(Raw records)
────────────────────
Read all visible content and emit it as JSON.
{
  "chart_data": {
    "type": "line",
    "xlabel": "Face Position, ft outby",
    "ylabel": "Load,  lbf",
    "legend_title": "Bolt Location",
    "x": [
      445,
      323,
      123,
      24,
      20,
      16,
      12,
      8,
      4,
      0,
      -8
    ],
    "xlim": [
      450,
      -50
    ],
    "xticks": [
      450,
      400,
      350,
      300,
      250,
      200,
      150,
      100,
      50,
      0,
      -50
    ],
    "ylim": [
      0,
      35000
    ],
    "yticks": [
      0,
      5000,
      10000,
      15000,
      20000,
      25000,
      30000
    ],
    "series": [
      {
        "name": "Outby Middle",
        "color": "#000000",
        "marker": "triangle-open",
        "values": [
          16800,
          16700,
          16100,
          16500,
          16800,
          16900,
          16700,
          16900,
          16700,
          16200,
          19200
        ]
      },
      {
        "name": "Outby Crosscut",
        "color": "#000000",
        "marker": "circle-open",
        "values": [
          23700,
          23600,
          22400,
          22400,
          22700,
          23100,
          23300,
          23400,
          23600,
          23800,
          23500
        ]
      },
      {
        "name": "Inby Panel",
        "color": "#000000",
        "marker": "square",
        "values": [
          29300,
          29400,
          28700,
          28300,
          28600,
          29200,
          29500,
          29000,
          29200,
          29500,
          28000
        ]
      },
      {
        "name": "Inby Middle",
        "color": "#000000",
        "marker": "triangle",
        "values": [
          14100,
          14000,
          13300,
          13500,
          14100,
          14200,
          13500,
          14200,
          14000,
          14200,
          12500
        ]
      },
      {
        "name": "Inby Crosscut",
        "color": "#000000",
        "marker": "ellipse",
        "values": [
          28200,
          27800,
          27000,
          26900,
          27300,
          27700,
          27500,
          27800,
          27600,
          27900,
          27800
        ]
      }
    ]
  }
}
────────────────────
* WORK TO BE COMPLETED: Search the entries for the word "triangle" and pick out every line that holds it.

* WRITTEN SOLUTION:
        "marker": "triangle-open",
        "marker": "triangle",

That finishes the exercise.